Passage provided:
--------
- Directed by: Arnel Barbarona
- Produced by: Arnel Barbarona; Perry Dizon; Dionne Monsanto; Ethel Mendez; Arnel Mardoquio;
- Starring: Dionne Monsanto; Perry Dizon; Dax Alejandro; Jeff Sabayle; Nor Heela Macusang;
- Cinematography: Bryan Jimenez; Arnel Barbarona;
- Edited by: Arbi Barbarona
- Music by: Teresa Barrozo
- Release date: 14 October 2019 (QCinema International Film Festival);
- Running time: 103 minutes
- Country: Philippines
- Language: Visayan

= Kaaway sa Sulod =

2019 Filipino drama film

Kaaway sa Sulod (lit. 'The Enemy Within') is a 2019 psychological thriller drama. It is the second full-length film directed by Arnel Barbarona and written by Arnel Mardoquio.
--------
Listed entries:

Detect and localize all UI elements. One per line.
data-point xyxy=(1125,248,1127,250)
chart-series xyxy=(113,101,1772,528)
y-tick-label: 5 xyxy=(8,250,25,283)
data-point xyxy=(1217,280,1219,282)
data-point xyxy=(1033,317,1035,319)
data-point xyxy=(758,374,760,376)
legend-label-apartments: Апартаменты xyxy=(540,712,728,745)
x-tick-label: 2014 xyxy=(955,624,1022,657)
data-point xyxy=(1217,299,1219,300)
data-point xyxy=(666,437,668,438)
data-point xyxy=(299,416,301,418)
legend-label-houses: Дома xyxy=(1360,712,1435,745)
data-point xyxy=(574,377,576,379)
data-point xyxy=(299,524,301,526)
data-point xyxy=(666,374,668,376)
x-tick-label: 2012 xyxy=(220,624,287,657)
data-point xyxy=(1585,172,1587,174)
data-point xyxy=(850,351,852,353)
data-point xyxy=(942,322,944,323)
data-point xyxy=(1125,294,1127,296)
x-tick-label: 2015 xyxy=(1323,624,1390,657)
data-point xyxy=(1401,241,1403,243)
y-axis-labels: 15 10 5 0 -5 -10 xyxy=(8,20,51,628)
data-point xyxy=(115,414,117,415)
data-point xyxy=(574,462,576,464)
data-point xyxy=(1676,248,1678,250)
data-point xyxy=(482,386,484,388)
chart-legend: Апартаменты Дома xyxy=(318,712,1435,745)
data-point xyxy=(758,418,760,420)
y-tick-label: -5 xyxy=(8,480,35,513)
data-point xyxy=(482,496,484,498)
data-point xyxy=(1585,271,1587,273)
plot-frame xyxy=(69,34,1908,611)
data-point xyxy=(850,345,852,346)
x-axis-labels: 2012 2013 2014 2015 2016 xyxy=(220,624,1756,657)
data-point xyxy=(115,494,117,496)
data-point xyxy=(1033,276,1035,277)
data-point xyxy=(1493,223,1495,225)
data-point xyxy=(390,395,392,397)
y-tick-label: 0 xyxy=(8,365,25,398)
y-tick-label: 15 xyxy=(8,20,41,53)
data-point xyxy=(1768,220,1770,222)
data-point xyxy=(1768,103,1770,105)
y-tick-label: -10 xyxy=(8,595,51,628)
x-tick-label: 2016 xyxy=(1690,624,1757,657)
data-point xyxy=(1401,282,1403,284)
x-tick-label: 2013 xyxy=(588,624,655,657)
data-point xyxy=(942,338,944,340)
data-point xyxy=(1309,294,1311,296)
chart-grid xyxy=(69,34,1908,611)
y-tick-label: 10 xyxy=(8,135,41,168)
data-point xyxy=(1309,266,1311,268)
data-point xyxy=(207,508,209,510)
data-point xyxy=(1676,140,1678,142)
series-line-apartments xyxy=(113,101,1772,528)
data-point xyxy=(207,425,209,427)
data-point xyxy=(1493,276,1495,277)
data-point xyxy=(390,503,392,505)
--------
Questions to answer:
**a)** From the Kaaway sa Sulod entry, extract verbatim the part that opens with the words containing "Kaaway sa Sulod (lit." and closes with "by Arnel Mardoquio.".
**b)** According to the Kaaway sa Sulod entry, who edited the film?

Responses to the exercise:
**a)**
Kaaway sa Sulod (lit. 'The Enemy Within') is a 2019 psychological thriller drama. It is the second full-length film directed by Arnel Barbarona and written by Arnel Mardoquio.

**b)** Arbi Barbarona